## [SHORT EXERCISE]
In the forum thread below, set down word for word the part starting with "Some guys just" and going on through "carry your weight.".

## [SOURCE DOCUMENT]
--*--

My boyfriend likes me heavier :(

123578

Replies

  • Dump him! Your health is so much more important than his selfish intentions. He likes you heavier because men won't look at you if your fat. He sounds insecure and seems not quite the man you'll want once you look beautiful in your new slim suit!! KEEP GOING!!

    What if he dumps you and you're left fat, unhappy, and alone...wouldn't you rather if he dumps you to be thin, beautiful, healthy, and not alone for long?
  • paigemarie93
    paigemarie93 Posts: 778 Member
    He should like you no matter your size, as long as you are healthy of course.
  • devil_in_a_blue_dress
    devil_in_a_blue_dress Posts: 5,214 Member
    Well, it's like this -- how would you feel if he were telling you to lose weight because he likes you thinner and you were already at your goal weight?

    I get having preferences for physical appearances -- but those are preferences, not requirements. What matters most is that your are happy. Are you really going to be happy at a higher weight to please him? If so, more power to you. If you're not -- you need to tell him that. Give him the choice to leave if he can't accept you for who you want to be. Maybe that will make him see he's being an unsupportive jerk and he will stop. Maybe it won't -- and then you'll be free to find somebody who appreciates YOU for who you are and not necessarily what you look like.
  • love4ransom
    love4ransom Posts: 67 Member
    I'm a size 22/24 pants and 18/20 top. I've lost 30 lbs and told my hubby when I can finally wear a size 12 I'll be happy. He told me a size 12 is way too small. He told me to stop at a size 16. He told me he married me the way I am and if I change myself weight wise then I'll be changing what he loved about me. I kind of think it's his way of making me feel good about what I look like. Maybe your b/f is trying to let you know that thinner or heavier he likes you for you.
  • If she were married to this man and he said he liked her heavier then so be it. But she's not...they have no commitment to each other so at this point their lives are their own. She needs to ensure if something happens to the relationship she's in shape for the next one...
  • fiercelittlebird
    fiercelittlebird Posts: 17 Member
    My boyfriend has always been more attracted to curvier and sometimes heavier girls. I got the same kind of "don't lose your *kitten*, don't lose your boobs" thing from him too. But once I really started committing myself to this, and he sees how much happier I am he hasn't said too much since.

    Some guys just like curves, some guys are insecure. You should be able to figure out which category he falls into. And just because you lose weight doesn't mean you're going to lose your curves. I've been 120 lbs and 190 lbs and always still maintained an hourglass figure. It's all in how you carry your weight.

    If the comments start getting mean or ore often, then you've gotta decide for yourself whether it's a relationship worth staying in. Don't sacrifice your happiness for anyone else!

--*--

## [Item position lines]
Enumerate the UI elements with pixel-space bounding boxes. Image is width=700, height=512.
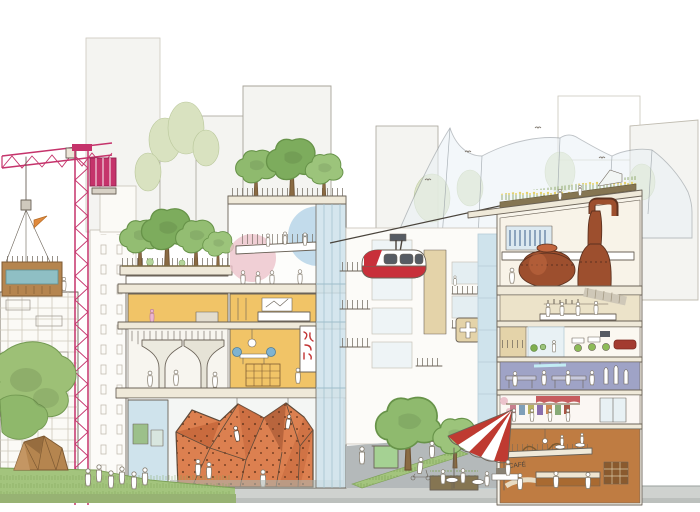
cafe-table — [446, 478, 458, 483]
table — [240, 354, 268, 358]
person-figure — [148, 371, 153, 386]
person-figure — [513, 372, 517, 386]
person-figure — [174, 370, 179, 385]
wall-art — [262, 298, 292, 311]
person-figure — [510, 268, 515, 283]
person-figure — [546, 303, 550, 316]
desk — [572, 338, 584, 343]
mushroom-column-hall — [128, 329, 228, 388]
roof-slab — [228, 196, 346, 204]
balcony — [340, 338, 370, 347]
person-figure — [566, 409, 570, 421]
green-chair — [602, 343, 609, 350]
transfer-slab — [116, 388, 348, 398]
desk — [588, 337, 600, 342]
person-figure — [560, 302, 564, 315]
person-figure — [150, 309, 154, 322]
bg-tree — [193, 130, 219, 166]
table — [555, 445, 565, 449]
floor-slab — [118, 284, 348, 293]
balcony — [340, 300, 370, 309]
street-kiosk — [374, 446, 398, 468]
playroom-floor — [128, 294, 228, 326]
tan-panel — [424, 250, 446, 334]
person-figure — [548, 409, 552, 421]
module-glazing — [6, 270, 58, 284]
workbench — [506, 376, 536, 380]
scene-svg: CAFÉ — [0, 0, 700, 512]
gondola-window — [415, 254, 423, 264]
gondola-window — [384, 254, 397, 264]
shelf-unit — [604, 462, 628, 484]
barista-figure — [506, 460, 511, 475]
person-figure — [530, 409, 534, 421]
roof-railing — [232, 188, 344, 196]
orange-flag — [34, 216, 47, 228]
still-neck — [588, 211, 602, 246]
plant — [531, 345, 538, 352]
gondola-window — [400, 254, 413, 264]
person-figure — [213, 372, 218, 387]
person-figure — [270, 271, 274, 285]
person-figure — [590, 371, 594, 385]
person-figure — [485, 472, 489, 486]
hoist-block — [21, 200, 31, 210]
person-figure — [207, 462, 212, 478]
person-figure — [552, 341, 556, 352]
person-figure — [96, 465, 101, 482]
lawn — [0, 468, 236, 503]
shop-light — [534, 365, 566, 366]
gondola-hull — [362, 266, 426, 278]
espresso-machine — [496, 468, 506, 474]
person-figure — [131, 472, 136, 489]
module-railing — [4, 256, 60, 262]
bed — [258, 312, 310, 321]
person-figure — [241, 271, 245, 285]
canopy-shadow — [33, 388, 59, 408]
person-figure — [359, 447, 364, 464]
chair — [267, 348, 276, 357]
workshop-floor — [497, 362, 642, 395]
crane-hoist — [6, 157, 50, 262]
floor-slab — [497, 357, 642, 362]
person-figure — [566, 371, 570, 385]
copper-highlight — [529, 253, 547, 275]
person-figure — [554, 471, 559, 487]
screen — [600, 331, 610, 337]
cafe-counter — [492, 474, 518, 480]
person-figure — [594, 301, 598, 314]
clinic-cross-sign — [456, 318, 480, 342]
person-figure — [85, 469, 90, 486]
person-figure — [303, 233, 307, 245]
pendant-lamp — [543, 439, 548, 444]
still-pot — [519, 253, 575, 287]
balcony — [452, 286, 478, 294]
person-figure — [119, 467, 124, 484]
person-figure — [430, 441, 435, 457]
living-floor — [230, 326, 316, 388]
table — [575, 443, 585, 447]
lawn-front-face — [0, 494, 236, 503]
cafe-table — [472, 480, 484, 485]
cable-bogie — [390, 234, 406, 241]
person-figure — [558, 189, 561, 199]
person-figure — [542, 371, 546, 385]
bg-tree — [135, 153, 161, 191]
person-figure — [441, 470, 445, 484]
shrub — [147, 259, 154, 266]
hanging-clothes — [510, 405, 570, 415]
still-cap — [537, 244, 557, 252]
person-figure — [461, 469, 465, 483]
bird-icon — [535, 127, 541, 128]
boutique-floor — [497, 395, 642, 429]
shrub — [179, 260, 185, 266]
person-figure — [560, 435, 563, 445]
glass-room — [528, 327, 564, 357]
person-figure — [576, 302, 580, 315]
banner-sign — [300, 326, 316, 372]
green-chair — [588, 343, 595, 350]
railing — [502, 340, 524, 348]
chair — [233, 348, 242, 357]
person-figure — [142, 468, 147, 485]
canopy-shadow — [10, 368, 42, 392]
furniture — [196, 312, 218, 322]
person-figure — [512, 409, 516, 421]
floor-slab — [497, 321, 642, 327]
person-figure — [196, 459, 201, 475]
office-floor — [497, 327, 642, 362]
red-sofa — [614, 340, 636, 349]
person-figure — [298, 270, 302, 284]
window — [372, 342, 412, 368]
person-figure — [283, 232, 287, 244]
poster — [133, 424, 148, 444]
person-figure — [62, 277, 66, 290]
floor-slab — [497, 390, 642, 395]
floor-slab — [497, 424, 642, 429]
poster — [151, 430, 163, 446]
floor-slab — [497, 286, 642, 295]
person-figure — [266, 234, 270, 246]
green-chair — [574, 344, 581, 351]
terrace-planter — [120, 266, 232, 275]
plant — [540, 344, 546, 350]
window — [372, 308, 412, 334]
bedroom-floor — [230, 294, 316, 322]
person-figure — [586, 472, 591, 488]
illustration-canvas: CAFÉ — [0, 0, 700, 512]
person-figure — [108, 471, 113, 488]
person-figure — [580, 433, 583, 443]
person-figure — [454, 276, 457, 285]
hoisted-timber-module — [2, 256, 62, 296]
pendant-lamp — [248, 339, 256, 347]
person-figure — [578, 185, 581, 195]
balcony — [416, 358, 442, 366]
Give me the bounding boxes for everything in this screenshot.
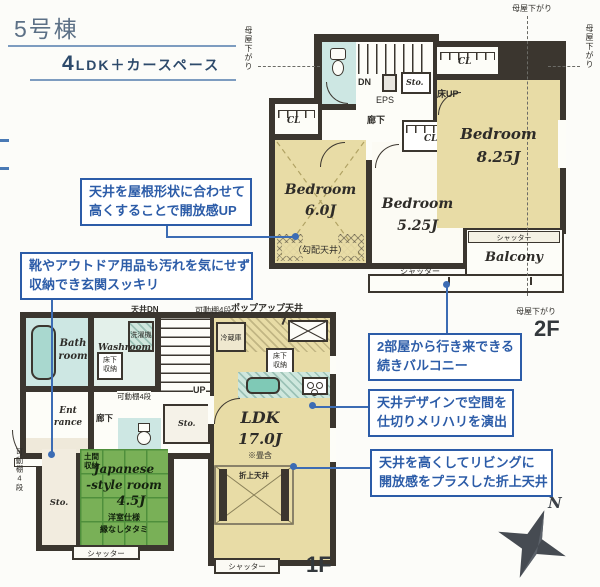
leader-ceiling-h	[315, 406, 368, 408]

--*--

## [ANSWER FOR THIS EXERCISE]
Some guys just like curves, some guys are insecure. You should be able to figure out which category he falls into. And just because you lose weight doesn't mean you're going to lose your curves. I've been 120 lbs and 190 lbs and always still maintained an hourglass figure. It's all in how you carry your weight.